- Goal of the exercise:
All records are to be retyped faithfully and completely.

- Provided data:

◆ ◆ ◆

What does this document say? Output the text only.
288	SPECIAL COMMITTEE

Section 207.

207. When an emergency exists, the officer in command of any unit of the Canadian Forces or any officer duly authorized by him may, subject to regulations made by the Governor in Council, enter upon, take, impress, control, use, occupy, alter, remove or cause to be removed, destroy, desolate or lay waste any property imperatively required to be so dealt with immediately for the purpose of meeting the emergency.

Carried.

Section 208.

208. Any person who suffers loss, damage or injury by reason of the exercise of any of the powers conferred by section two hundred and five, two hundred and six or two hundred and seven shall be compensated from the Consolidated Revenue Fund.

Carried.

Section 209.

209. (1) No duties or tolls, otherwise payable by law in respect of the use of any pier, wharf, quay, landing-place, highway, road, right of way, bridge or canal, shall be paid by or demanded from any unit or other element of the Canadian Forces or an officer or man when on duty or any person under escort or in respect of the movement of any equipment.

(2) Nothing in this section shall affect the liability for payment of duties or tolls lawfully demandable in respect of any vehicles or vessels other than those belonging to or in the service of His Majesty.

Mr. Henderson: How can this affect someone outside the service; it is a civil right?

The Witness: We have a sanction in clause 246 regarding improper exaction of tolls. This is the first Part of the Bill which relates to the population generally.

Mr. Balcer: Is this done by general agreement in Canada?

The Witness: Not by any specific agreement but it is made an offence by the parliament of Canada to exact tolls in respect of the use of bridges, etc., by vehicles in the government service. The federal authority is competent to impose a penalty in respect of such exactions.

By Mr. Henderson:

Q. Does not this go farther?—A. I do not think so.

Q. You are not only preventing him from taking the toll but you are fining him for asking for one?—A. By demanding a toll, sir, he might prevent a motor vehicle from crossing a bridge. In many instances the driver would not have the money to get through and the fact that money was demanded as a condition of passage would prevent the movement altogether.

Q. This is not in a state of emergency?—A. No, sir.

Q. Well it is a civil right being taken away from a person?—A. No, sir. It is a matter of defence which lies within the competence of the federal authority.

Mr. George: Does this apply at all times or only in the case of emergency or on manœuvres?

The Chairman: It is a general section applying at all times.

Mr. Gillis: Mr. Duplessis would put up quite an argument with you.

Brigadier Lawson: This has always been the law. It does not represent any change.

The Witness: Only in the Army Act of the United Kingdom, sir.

◆ ◆ ◆

- Solution for this problem:
What does this document say? Output the text only.
288	SPECIAL COMMITTEE

Section 207.

207. When an emergency exists, the officer in command of any unit of the Canadian Forces or any officer duly authorized by him may, subject to regulations made by the Governor in Council, enter upon, take, impress, control, use, occupy, alter, remove or cause to be removed, destroy, desolate or lay waste any property imperatively required to be so dealt with immediately for the purpose of meeting the emergency.

Carried.

Section 208.

208. Any person who suffers loss, damage or injury by reason of the exercise of any of the powers conferred by section two hundred and five, two hundred and six or two hundred and seven shall be compensated from the Consolidated Revenue Fund.

Carried.

Section 209.

209. (1) No duties or tolls, otherwise payable by law in respect of the use of any pier, wharf, quay, landing-place, highway, road, right of way, bridge or canal, shall be paid by or demanded from any unit or other element of the Canadian Forces or an officer or man when on duty or any person under escort or in respect of the movement of any equipment.

(2) Nothing in this section shall affect the liability for payment of duties or tolls lawfully demandable in respect of any vehicles or vessels other than those belonging to or in the service of His Majesty.

Mr. Henderson: How can this affect someone outside the service; it is a civil right?

The Witness: We have a sanction in clause 246 regarding improper exaction of tolls. This is the first Part of the Bill which relates to the population generally.

Mr. Balcer: Is this done by general agreement in Canada?

The Witness: Not by any specific agreement but it is made an offence by the parliament of Canada to exact tolls in respect of the use of bridges, etc., by vehicles in the government service. The federal authority is competent to impose a penalty in respect of such exactions.

By Mr. Henderson:

Q. Does not this go farther?—A. I do not think so.

Q. You are not only preventing him from taking the toll but you are fining him for asking for one?—A. By demanding a toll, sir, he might prevent a motor vehicle from crossing a bridge. In many instances the driver would not have the money to get through and the fact that money was demanded as a condition of passage would prevent the movement altogether.

Q. This is not in a state of emergency?—A. No, sir.

Q. Well it is a civil right being taken away from a person?—A. No, sir. It is a matter of defence which lies within the competence of the federal authority.

Mr. George: Does this apply at all times or only in the case of emergency or on manœuvres?

The Chairman: It is a general section applying at all times.

Mr. Gillis: Mr. Duplessis would put up quite an argument with you.

Brigadier Lawson: This has always been the law. It does not represent any change.

The Witness: Only in the Army Act of the United Kingdom, sir.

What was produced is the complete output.